Records for the exercise

--------------------------------------------------

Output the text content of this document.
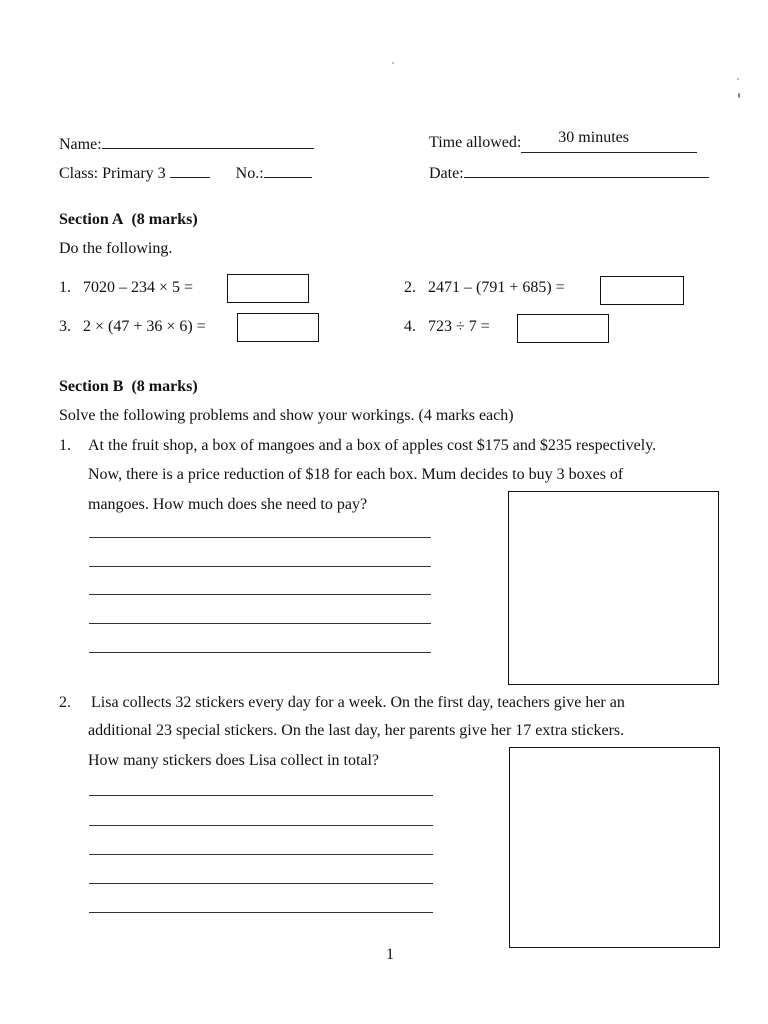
Name:
Class: Primary 3	No.:
Time allowed: 30 minutes

Date:
Section A (8 marks)
Do the following.
1. 7020 – 234 × 5 =	2. 2471 – (791 + 685) =
3. 2 × (47 + 36 × 6) =	4. 723 ÷ 7 =
Section B (8 marks)
Solve the following problems and show your workings. (4 marks each)
1. At the fruit shop, a box of mangoes and a box of apples cost $175 and $235 respectively.
Now, there is a price reduction of $18 for each box. Mum decides to buy 3 boxes of
mangoes. How much does she need to pay?
2. Lisa collects 32 stickers every day for a week. On the first day, teachers give her an
additional 23 special stickers. On the last day, her parents give her 17 extra stickers.
How many stickers does Lisa collect in total?
1
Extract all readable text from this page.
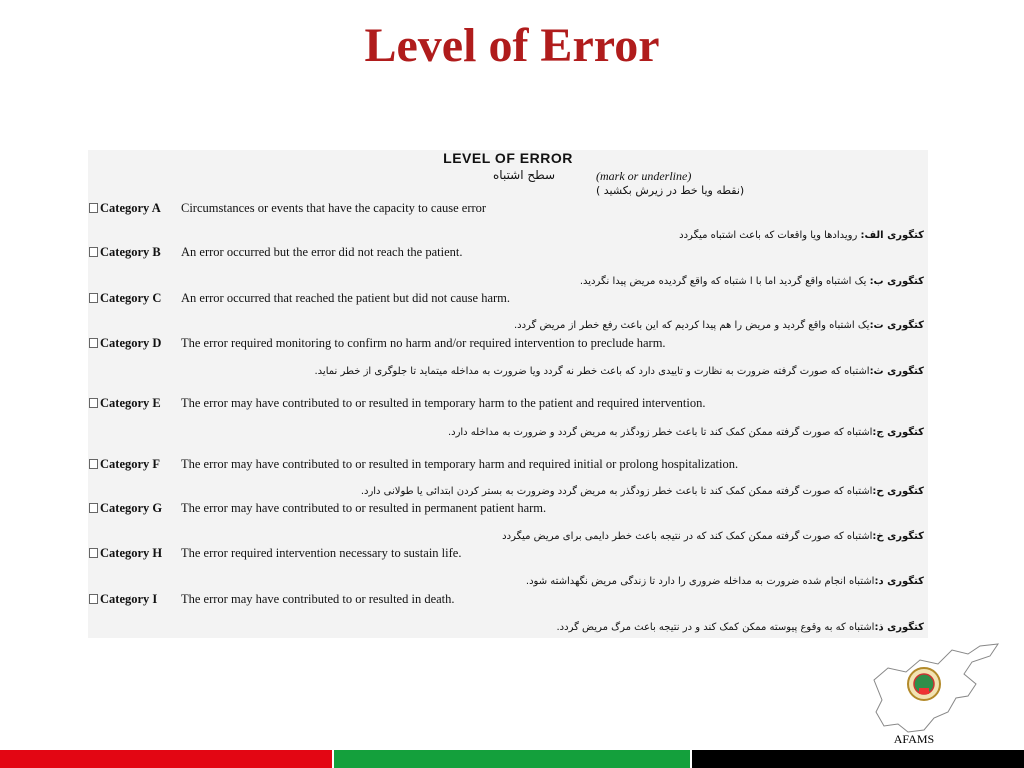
Level of Error
LEVEL OF ERROR
سطح اشتباه	(mark or underline)
(نقطه ویا خط در زیرش بکشید )
Category A Circumstances or events that have the capacity to cause error
کتگوری الف: رویدادها ویا واقعات که باعث اشتباه میگردد
Category B An error occurred but the error did not reach the patient.
کتگوری ب: یک اشتباه واقع گردید اما با ا شتباه که واقع گردیده مریض پیدا نگردید.
Category C An error occurred that reached the patient but did not cause harm.
کتگوری ت:یک اشتباه واقع گردید و مریض را هم پیدا کردیم که این باعث رفع خطر از مریض گردد.
Category D The error required monitoring to confirm no harm and/or required intervention to preclude harm.
کتگوری ث:اشتباه که صورت گرفته ضرورت به نظارت و تاییدی دارد که باعث خطر نه گردد ویا ضرورت به مداخله میتماید تا جلوگری از خطر نماید.
Category E The error may have contributed to or resulted in temporary harm to the patient and required intervention.
کتگوری ج:اشتباه که صورت گرفته ممکن کمک کند تا باعث خطر زودگذر به مریض گردد و ضرورت به مداخله دارد.
Category F The error may have contributed to or resulted in temporary harm and required initial or prolong hospitalization.
کتگوری ح:اشتباه که صورت گرفته ممکن کمک کند تا باعث خطر زودگذر به مریض گردد وضرورت به بستر کردن ابتدائی یا طولانی دارد.
Category G The error may have contributed to or resulted in permanent patient harm.
کتگوری خ:اشتباه که صورت گرفته ممکن کمک کند که در نتیجه باعث خطر دایمی برای مریض میگردد
Category H The error required intervention necessary to sustain life.
کتگوری د:اشتباه انجام شده ضرورت به مداخله ضروری را دارد تا زندگی مریض نگهداشته شود.
Category I The error may have contributed to or resulted in death.
کتگوری ذ:اشتباه که به وقوع پیوسته ممکن کمک کند و در نتیجه باعث مرگ مریض گردد.
AFAMS
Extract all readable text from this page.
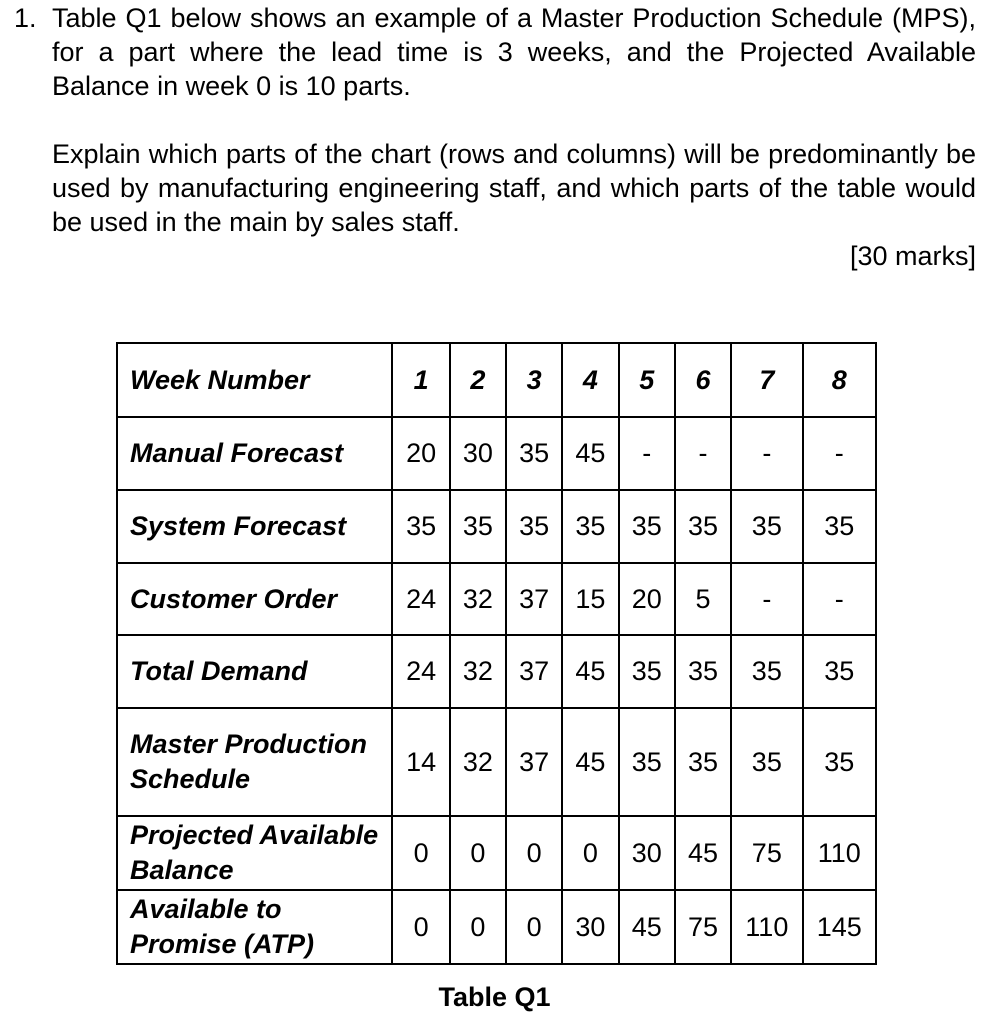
1. Table Q1 below shows an example of a Master Production Schedule (MPS), for a part where the lead time is 3 weeks, and the Projected Available Balance in week 0 is 10 parts.

Explain which parts of the chart (rows and columns) will be predominantly be used by manufacturing engineering staff, and which parts of the table would be used in the main by sales staff.

[30 marks]

Week Number	1	2	3	4	5	6	7	8
Manual Forecast	20	30	35	45	-	-	-	-
System Forecast	35	35	35	35	35	35	35	35
Customer Order	24	32	37	15	20	5	-	-
Total Demand	24	32	37	45	35	35	35	35
Master Production Schedule	14	32	37	45	35	35	35	35
Projected Available Balance	0	0	0	0	30	45	75	110
Available to Promise (ATP)	0	0	0	30	45	75	110	145
Table Q1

--------------------------------------------------

Exercise task
List every line from the entries above in which "required" appears.

Finished exercise
Category D The error required monitoring to confirm no harm and/or required intervention to preclude harm.
Category E The error may have contributed to or resulted in temporary harm to the patient and required intervention.
Category F The error may have contributed to or resulted in temporary harm and required initial or prolong hospitalization.
Category H The error required intervention necessary to sustain life.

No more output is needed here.